PARTS OF THE EXERCISE:
1 > Return the passage of the Moderna vaccine report starting with "U.S. distribution of" and going on through "Inc, Reuters informed.", copied word for word.
2 > In the Moderna vaccine report, which distributor operates the warehouses that received Moderna's vaccine supplies?

U.S. distribution of Moderna Inc’s COVID-19 vaccine began on Saturday, with more than 3,700 sites due to start receiving and administering shots as soon as Monday, vastly widening the rollout started last week by Pfizer Inc, Reuters informed.
Amid record coronavirus infections and deaths, Moderna has already moved vaccine supplies from its manufacturing plants to warehouses operated by distributor McKesson Corp.
Workers on Saturday were packing vaccines into containers and loading them on trucks, U.S. Army General Gustave Perna said during a news conference. Trucks will set out on Sunday and shipments will start reaching healthcare providers as soon as Monday, he said.
Doses of vaccine must travel with security guards, including U.S. Marshals, and will be stored in locked refrigerators. U.S. plans call for at-risk groups such as elderly people in nursing homes and medical workers to receive injections first.
The Food and Drug Administration on Friday approved an emergency use authorization for Moderna’s vaccine, the second COVID-19 vaccine to receive approval.

DATASET EXCERPTS:
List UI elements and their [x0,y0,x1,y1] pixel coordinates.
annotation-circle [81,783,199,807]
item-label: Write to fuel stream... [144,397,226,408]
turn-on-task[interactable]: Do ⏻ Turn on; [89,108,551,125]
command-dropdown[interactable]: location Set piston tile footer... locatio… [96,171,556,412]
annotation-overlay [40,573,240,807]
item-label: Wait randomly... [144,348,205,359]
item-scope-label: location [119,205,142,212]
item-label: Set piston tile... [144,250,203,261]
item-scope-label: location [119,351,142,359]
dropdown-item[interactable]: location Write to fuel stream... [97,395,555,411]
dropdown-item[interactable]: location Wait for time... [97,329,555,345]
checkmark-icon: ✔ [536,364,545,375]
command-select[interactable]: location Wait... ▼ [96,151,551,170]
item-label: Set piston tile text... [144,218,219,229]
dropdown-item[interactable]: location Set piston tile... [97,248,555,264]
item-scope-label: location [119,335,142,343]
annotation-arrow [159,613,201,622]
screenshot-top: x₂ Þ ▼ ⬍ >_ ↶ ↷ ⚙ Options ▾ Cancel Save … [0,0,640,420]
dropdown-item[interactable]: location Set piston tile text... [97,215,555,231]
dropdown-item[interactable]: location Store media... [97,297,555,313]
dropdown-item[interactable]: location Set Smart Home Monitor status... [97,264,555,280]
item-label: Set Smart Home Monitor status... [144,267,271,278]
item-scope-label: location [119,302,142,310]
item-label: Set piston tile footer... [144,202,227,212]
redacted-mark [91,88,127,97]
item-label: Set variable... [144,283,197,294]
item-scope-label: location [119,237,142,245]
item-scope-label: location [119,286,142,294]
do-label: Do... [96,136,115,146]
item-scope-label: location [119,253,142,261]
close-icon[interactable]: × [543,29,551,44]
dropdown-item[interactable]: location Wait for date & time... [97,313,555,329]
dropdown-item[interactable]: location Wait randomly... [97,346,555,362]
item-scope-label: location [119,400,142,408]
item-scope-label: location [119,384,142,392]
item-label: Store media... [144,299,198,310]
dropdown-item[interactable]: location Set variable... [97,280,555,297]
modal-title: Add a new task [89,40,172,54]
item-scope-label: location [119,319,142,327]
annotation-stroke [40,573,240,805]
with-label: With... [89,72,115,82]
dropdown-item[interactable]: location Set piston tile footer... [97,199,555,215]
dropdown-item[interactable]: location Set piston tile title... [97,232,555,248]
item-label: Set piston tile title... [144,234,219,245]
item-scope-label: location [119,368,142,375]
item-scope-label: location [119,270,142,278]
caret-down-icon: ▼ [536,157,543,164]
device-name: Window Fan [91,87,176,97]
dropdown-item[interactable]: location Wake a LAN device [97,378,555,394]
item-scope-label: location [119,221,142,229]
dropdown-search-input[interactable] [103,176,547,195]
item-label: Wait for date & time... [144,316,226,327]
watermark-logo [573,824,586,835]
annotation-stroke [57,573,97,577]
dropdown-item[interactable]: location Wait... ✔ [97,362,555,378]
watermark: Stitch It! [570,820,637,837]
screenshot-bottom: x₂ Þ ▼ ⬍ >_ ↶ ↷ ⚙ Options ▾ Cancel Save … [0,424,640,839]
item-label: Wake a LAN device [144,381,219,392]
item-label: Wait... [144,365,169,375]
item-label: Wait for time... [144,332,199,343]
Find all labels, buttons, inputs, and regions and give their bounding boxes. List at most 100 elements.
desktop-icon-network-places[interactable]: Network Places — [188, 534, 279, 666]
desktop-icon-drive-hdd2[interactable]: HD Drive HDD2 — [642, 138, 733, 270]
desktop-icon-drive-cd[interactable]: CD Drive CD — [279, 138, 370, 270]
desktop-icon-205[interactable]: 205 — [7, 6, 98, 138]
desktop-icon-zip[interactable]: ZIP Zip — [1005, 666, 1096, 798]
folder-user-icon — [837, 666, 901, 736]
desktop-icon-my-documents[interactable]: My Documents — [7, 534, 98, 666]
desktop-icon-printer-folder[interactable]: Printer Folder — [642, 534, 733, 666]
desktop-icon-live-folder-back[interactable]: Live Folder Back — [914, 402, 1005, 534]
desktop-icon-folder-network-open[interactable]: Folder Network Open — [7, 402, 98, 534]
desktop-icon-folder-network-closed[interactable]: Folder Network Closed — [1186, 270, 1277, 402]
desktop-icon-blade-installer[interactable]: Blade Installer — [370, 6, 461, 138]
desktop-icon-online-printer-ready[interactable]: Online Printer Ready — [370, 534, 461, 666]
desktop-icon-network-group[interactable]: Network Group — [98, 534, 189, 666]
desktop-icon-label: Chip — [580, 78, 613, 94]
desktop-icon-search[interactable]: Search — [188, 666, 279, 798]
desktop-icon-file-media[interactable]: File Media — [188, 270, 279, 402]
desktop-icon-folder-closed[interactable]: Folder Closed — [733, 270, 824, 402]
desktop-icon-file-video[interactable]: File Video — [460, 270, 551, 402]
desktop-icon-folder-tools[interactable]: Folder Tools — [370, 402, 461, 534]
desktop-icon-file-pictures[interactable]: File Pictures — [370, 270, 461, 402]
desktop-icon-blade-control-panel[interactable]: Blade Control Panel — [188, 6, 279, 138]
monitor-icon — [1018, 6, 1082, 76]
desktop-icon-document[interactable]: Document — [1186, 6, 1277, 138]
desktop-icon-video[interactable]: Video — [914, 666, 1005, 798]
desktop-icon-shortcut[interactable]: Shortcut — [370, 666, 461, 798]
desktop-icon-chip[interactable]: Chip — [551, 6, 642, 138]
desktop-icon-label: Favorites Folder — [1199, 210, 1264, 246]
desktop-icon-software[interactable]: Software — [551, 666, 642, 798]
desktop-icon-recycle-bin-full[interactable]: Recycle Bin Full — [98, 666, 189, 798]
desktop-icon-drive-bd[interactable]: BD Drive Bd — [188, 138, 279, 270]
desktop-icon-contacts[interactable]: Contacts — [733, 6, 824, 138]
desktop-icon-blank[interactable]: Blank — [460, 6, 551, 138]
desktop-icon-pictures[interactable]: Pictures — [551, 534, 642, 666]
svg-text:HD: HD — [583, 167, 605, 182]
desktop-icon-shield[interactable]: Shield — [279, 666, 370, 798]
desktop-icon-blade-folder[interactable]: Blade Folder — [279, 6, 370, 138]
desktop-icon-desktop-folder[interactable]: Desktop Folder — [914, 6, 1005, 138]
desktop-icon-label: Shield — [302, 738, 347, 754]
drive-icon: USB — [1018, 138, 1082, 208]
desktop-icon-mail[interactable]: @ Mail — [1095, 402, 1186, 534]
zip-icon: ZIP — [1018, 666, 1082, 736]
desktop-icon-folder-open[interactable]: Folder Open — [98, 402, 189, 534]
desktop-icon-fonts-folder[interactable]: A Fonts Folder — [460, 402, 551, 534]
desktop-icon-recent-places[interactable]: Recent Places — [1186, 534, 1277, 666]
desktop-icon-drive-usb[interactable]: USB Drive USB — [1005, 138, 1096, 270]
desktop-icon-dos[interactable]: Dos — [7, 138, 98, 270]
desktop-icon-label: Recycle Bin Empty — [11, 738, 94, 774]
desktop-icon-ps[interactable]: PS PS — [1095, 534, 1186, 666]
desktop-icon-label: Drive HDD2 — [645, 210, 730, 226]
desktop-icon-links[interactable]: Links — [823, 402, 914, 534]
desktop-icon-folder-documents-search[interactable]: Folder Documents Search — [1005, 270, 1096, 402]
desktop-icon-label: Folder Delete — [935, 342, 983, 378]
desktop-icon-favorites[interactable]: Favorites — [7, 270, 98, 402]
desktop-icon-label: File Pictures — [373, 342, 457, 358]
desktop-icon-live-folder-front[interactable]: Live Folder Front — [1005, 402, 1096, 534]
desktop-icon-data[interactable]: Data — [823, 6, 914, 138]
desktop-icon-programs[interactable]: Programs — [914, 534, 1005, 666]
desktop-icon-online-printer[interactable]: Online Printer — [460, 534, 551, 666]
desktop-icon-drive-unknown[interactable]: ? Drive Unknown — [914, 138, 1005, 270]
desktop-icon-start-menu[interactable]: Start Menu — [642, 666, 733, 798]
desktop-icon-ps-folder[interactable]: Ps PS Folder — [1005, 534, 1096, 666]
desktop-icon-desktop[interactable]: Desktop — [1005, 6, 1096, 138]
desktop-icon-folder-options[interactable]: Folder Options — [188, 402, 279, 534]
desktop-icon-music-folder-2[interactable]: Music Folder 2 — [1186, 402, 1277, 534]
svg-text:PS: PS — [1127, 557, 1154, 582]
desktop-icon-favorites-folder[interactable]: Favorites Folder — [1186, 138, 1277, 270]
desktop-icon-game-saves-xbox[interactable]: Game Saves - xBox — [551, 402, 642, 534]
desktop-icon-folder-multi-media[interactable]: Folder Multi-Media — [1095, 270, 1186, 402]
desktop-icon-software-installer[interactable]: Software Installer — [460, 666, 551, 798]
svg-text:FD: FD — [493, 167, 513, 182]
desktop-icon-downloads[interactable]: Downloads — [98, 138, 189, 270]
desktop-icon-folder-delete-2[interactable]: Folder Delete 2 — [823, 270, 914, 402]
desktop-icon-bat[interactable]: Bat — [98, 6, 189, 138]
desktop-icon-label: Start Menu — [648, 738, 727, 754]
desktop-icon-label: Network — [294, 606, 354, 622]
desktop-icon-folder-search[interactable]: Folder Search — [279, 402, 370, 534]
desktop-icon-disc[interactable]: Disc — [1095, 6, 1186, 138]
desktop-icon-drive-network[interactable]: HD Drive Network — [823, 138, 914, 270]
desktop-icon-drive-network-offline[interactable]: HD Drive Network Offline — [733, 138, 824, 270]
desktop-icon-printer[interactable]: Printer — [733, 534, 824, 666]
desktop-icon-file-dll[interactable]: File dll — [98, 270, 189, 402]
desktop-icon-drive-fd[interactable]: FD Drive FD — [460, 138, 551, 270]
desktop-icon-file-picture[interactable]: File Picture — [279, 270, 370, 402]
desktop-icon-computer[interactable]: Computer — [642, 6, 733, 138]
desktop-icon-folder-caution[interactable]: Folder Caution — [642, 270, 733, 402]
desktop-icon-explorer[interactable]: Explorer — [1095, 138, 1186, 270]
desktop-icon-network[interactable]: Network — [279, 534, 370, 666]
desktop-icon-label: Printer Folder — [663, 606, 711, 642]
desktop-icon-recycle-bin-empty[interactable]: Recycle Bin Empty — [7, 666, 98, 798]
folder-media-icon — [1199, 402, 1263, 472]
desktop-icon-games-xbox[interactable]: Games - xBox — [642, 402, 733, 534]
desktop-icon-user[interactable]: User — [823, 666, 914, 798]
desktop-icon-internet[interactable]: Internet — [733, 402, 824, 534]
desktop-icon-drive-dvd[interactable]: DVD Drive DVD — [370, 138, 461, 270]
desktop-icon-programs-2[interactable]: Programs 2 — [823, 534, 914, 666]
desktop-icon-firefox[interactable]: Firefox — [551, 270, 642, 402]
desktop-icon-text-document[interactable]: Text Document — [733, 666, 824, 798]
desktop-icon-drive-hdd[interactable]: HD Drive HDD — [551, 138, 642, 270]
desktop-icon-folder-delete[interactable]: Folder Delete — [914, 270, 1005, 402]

ANSWERS TO THE PROBLEMS:
1 >
U.S. distribution of Moderna Inc’s COVID-19 vaccine began on Saturday, with more than 3,700 sites due to start receiving and administering shots as soon as Monday, vastly widening the rollout started last week by Pfizer Inc, Reuters informed.

2 > McKesson Corp.